→ **Direction**
Output every entry exactly as given.

→ **Records supplied**
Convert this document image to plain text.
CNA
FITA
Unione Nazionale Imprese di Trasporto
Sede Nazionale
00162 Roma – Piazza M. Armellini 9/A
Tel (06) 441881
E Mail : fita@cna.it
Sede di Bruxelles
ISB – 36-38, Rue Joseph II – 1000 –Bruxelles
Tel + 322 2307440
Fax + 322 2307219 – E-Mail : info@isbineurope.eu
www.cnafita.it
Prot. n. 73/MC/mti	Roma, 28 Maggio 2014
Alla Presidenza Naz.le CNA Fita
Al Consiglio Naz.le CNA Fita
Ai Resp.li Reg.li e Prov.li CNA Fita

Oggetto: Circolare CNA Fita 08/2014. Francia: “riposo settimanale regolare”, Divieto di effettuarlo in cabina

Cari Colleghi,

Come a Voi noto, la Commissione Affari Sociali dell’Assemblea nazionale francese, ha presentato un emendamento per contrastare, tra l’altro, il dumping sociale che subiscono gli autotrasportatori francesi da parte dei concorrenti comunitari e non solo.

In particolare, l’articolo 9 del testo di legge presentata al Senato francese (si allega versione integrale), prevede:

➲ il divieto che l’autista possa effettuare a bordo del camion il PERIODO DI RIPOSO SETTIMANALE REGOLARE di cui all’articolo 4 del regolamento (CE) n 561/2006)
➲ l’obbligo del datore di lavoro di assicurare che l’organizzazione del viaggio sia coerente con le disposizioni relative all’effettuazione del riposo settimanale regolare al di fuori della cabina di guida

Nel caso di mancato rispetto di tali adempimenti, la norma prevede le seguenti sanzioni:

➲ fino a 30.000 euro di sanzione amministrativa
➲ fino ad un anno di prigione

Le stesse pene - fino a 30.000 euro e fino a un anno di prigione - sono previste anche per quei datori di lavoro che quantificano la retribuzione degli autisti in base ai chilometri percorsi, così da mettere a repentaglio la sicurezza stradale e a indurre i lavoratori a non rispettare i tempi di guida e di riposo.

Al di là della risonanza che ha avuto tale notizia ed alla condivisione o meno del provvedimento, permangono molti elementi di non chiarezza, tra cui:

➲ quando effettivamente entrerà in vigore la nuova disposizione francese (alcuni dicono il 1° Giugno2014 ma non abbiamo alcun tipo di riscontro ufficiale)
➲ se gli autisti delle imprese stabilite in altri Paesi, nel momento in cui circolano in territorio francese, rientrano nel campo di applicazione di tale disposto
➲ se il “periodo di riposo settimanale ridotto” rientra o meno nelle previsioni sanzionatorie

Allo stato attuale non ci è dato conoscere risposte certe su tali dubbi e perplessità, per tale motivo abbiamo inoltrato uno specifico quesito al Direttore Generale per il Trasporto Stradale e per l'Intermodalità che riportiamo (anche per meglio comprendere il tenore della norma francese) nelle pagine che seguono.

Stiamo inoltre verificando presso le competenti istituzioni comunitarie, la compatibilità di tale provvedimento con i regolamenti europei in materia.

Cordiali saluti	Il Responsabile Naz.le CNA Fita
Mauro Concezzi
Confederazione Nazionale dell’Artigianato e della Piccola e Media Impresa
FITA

→ **Solution for this exercise**
Convert this document image to plain text.
CNA
FITA
Unione Nazionale Imprese di Trasporto
Sede Nazionale
00162 Roma – Piazza M. Armellini 9/A
Tel (06) 441881
E Mail : fita@cna.it
Sede di Bruxelles
ISB – 36-38, Rue Joseph II – 1000 –Bruxelles
Tel + 322 2307440
Fax + 322 2307219 – E-Mail : info@isbineurope.eu
www.cnafita.it
Prot. n. 73/MC/mti	Roma, 28 Maggio 2014
Alla Presidenza Naz.le CNA Fita
Al Consiglio Naz.le CNA Fita
Ai Resp.li Reg.li e Prov.li CNA Fita

Oggetto: Circolare CNA Fita 08/2014. Francia: “riposo settimanale regolare”, Divieto di effettuarlo in cabina

Cari Colleghi,

Come a Voi noto, la Commissione Affari Sociali dell’Assemblea nazionale francese, ha presentato un emendamento per contrastare, tra l’altro, il dumping sociale che subiscono gli autotrasportatori francesi da parte dei concorrenti comunitari e non solo.

In particolare, l’articolo 9 del testo di legge presentata al Senato francese (si allega versione integrale), prevede:

➲ il divieto che l’autista possa effettuare a bordo del camion il PERIODO DI RIPOSO SETTIMANALE REGOLARE di cui all’articolo 4 del regolamento (CE) n 561/2006)
➲ l’obbligo del datore di lavoro di assicurare che l’organizzazione del viaggio sia coerente con le disposizioni relative all’effettuazione del riposo settimanale regolare al di fuori della cabina di guida

Nel caso di mancato rispetto di tali adempimenti, la norma prevede le seguenti sanzioni:

➲ fino a 30.000 euro di sanzione amministrativa
➲ fino ad un anno di prigione

Le stesse pene - fino a 30.000 euro e fino a un anno di prigione - sono previste anche per quei datori di lavoro che quantificano la retribuzione degli autisti in base ai chilometri percorsi, così da mettere a repentaglio la sicurezza stradale e a indurre i lavoratori a non rispettare i tempi di guida e di riposo.

Al di là della risonanza che ha avuto tale notizia ed alla condivisione o meno del provvedimento, permangono molti elementi di non chiarezza, tra cui:

➲ quando effettivamente entrerà in vigore la nuova disposizione francese (alcuni dicono il 1° Giugno2014 ma non abbiamo alcun tipo di riscontro ufficiale)
➲ se gli autisti delle imprese stabilite in altri Paesi, nel momento in cui circolano in territorio francese, rientrano nel campo di applicazione di tale disposto
➲ se il “periodo di riposo settimanale ridotto” rientra o meno nelle previsioni sanzionatorie

Allo stato attuale non ci è dato conoscere risposte certe su tali dubbi e perplessità, per tale motivo abbiamo inoltrato uno specifico quesito al Direttore Generale per il Trasporto Stradale e per l'Intermodalità che riportiamo (anche per meglio comprendere il tenore della norma francese) nelle pagine che seguono.

Stiamo inoltre verificando presso le competenti istituzioni comunitarie, la compatibilità di tale provvedimento con i regolamenti europei in materia.

Cordiali saluti	Il Responsabile Naz.le CNA Fita
Mauro Concezzi
Confederazione Nazionale dell’Artigianato e della Piccola e Media Impresa
FITA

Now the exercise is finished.